PROBLEM DETAILS:
Repeat the records below exactly.

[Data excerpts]
★ ★ ★ ★ ★ ★ ★

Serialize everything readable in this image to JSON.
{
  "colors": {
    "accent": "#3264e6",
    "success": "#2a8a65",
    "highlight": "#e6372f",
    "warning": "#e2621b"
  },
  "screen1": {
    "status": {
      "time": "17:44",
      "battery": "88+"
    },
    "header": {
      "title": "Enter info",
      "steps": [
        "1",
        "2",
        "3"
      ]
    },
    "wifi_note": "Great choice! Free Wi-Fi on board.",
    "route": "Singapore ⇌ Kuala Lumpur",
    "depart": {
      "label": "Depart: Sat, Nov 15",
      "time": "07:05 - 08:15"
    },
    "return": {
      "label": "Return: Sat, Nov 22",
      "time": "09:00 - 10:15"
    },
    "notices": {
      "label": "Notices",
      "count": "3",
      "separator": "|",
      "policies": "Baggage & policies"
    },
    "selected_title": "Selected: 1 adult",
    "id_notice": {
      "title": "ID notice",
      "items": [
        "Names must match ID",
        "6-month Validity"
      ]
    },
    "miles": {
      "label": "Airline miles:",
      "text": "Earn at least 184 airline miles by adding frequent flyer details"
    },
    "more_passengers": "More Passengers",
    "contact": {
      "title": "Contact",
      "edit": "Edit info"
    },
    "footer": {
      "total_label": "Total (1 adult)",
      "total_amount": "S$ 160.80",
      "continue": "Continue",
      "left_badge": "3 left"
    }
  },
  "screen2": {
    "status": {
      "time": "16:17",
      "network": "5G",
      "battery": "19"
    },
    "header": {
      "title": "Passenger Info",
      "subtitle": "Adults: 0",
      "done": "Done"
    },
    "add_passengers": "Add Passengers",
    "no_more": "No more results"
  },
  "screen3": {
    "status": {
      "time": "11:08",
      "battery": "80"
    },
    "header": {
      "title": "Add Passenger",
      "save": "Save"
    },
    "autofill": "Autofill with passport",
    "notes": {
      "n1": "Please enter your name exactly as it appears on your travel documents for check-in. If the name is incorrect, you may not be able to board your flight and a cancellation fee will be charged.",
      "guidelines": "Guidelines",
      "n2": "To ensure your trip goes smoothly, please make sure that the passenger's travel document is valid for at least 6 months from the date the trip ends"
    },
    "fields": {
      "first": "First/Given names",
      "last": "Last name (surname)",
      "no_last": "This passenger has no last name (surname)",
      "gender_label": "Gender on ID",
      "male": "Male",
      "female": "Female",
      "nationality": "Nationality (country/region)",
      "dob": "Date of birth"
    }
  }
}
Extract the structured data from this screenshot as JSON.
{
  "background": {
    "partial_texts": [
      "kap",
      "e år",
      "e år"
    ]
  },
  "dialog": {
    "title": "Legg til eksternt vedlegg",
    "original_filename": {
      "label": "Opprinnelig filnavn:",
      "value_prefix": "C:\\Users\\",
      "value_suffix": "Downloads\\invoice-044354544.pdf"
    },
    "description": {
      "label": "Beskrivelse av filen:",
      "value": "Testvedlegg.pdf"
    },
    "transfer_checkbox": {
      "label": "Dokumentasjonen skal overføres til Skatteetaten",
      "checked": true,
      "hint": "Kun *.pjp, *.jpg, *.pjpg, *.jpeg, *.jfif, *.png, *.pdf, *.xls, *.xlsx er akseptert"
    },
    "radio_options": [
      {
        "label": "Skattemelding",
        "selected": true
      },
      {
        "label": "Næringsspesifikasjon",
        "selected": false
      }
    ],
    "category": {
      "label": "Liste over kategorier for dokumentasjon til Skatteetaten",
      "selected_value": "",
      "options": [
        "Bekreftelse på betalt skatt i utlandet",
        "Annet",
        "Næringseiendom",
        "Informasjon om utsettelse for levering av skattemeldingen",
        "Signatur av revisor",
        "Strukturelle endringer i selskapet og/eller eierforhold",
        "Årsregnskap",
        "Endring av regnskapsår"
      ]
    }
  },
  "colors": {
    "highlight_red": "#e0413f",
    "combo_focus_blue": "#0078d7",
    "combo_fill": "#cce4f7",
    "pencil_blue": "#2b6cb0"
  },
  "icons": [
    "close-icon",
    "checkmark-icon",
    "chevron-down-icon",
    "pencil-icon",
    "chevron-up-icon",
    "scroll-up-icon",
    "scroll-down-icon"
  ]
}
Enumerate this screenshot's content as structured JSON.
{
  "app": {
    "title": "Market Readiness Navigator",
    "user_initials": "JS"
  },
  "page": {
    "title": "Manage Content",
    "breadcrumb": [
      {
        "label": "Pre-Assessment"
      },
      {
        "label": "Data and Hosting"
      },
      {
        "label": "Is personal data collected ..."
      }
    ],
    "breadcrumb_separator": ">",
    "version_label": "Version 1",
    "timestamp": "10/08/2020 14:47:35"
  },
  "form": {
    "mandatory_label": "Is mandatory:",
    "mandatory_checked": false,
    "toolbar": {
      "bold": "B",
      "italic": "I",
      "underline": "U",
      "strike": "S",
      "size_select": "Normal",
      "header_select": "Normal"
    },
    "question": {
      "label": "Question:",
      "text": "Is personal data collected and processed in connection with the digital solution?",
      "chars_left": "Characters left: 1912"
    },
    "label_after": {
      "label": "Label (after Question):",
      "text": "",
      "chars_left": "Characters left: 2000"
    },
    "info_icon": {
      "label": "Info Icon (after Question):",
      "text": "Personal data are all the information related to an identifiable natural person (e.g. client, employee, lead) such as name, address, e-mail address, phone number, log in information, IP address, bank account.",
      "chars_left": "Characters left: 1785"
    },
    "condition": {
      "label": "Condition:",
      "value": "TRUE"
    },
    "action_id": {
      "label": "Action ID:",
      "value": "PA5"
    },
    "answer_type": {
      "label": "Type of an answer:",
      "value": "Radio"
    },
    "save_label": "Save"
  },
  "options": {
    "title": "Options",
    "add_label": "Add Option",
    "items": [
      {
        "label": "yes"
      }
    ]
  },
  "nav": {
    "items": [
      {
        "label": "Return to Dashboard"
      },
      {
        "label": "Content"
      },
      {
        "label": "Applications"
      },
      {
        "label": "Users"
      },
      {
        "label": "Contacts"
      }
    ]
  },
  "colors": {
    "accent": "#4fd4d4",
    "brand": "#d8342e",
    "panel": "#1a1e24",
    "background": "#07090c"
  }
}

★ ★ ★ ★ ★ ★ ★

SOLUTION FOR THIS EXERCISE:
Serialize everything readable in this image to JSON.
{
  "colors": {
    "accent": "#3264e6",
    "success": "#2a8a65",
    "highlight": "#e6372f",
    "warning": "#e2621b"
  },
  "screen1": {
    "status": {
      "time": "17:44",
      "battery": "88+"
    },
    "header": {
      "title": "Enter info",
      "steps": [
        "1",
        "2",
        "3"
      ]
    },
    "wifi_note": "Great choice! Free Wi-Fi on board.",
    "route": "Singapore ⇌ Kuala Lumpur",
    "depart": {
      "label": "Depart: Sat, Nov 15",
      "time": "07:05 - 08:15"
    },
    "return": {
      "label": "Return: Sat, Nov 22",
      "time": "09:00 - 10:15"
    },
    "notices": {
      "label": "Notices",
      "count": "3",
      "separator": "|",
      "policies": "Baggage & policies"
    },
    "selected_title": "Selected: 1 adult",
    "id_notice": {
      "title": "ID notice",
      "items": [
        "Names must match ID",
        "6-month Validity"
      ]
    },
    "miles": {
      "label": "Airline miles:",
      "text": "Earn at least 184 airline miles by adding frequent flyer details"
    },
    "more_passengers": "More Passengers",
    "contact": {
      "title": "Contact",
      "edit": "Edit info"
    },
    "footer": {
      "total_label": "Total (1 adult)",
      "total_amount": "S$ 160.80",
      "continue": "Continue",
      "left_badge": "3 left"
    }
  },
  "screen2": {
    "status": {
      "time": "16:17",
      "network": "5G",
      "battery": "19"
    },
    "header": {
      "title": "Passenger Info",
      "subtitle": "Adults: 0",
      "done": "Done"
    },
    "add_passengers": "Add Passengers",
    "no_more": "No more results"
  },
  "screen3": {
    "status": {
      "time": "11:08",
      "battery": "80"
    },
    "header": {
      "title": "Add Passenger",
      "save": "Save"
    },
    "autofill": "Autofill with passport",
    "notes": {
      "n1": "Please enter your name exactly as it appears on your travel documents for check-in. If the name is incorrect, you may not be able to board your flight and a cancellation fee will be charged.",
      "guidelines": "Guidelines",
      "n2": "To ensure your trip goes smoothly, please make sure that the passenger's travel document is valid for at least 6 months from the date the trip ends"
    },
    "fields": {
      "first": "First/Given names",
      "last": "Last name (surname)",
      "no_last": "This passenger has no last name (surname)",
      "gender_label": "Gender on ID",
      "male": "Male",
      "female": "Female",
      "nationality": "Nationality (country/region)",
      "dob": "Date of birth"
    }
  }
}
Extract the structured data from this screenshot as JSON.
{
  "background": {
    "partial_texts": [
      "kap",
      "e år",
      "e år"
    ]
  },
  "dialog": {
    "title": "Legg til eksternt vedlegg",
    "original_filename": {
      "label": "Opprinnelig filnavn:",
      "value_prefix": "C:\\Users\\",
      "value_suffix": "Downloads\\invoice-044354544.pdf"
    },
    "description": {
      "label": "Beskrivelse av filen:",
      "value": "Testvedlegg.pdf"
    },
    "transfer_checkbox": {
      "label": "Dokumentasjonen skal overføres til Skatteetaten",
      "checked": true,
      "hint": "Kun *.pjp, *.jpg, *.pjpg, *.jpeg, *.jfif, *.png, *.pdf, *.xls, *.xlsx er akseptert"
    },
    "radio_options": [
      {
        "label": "Skattemelding",
        "selected": true
      },
      {
        "label": "Næringsspesifikasjon",
        "selected": false
      }
    ],
    "category": {
      "label": "Liste over kategorier for dokumentasjon til Skatteetaten",
      "selected_value": "",
      "options": [
        "Bekreftelse på betalt skatt i utlandet",
        "Annet",
        "Næringseiendom",
        "Informasjon om utsettelse for levering av skattemeldingen",
        "Signatur av revisor",
        "Strukturelle endringer i selskapet og/eller eierforhold",
        "Årsregnskap",
        "Endring av regnskapsår"
      ]
    }
  },
  "colors": {
    "highlight_red": "#e0413f",
    "combo_focus_blue": "#0078d7",
    "combo_fill": "#cce4f7",
    "pencil_blue": "#2b6cb0"
  },
  "icons": [
    "close-icon",
    "checkmark-icon",
    "chevron-down-icon",
    "pencil-icon",
    "chevron-up-icon",
    "scroll-up-icon",
    "scroll-down-icon"
  ]
}
Enumerate this screenshot's content as structured JSON.
{
  "app": {
    "title": "Market Readiness Navigator",
    "user_initials": "JS"
  },
  "page": {
    "title": "Manage Content",
    "breadcrumb": [
      {
        "label": "Pre-Assessment"
      },
      {
        "label": "Data and Hosting"
      },
      {
        "label": "Is personal data collected ..."
      }
    ],
    "breadcrumb_separator": ">",
    "version_label": "Version 1",
    "timestamp": "10/08/2020 14:47:35"
  },
  "form": {
    "mandatory_label": "Is mandatory:",
    "mandatory_checked": false,
    "toolbar": {
      "bold": "B",
      "italic": "I",
      "underline": "U",
      "strike": "S",
      "size_select": "Normal",
      "header_select": "Normal"
    },
    "question": {
      "label": "Question:",
      "text": "Is personal data collected and processed in connection with the digital solution?",
      "chars_left": "Characters left: 1912"
    },
    "label_after": {
      "label": "Label (after Question):",
      "text": "",
      "chars_left": "Characters left: 2000"
    },
    "info_icon": {
      "label": "Info Icon (after Question):",
      "text": "Personal data are all the information related to an identifiable natural person (e.g. client, employee, lead) such as name, address, e-mail address, phone number, log in information, IP address, bank account.",
      "chars_left": "Characters left: 1785"
    },
    "condition": {
      "label": "Condition:",
      "value": "TRUE"
    },
    "action_id": {
      "label": "Action ID:",
      "value": "PA5"
    },
    "answer_type": {
      "label": "Type of an answer:",
      "value": "Radio"
    },
    "save_label": "Save"
  },
  "options": {
    "title": "Options",
    "add_label": "Add Option",
    "items": [
      {
        "label": "yes"
      }
    ]
  },
  "nav": {
    "items": [
      {
        "label": "Return to Dashboard"
      },
      {
        "label": "Content"
      },
      {
        "label": "Applications"
      },
      {
        "label": "Users"
      },
      {
        "label": "Contacts"
      }
    ]
  },
  "colors": {
    "accent": "#4fd4d4",
    "brand": "#d8342e",
    "panel": "#1a1e24",
    "background": "#07090c"
  }
}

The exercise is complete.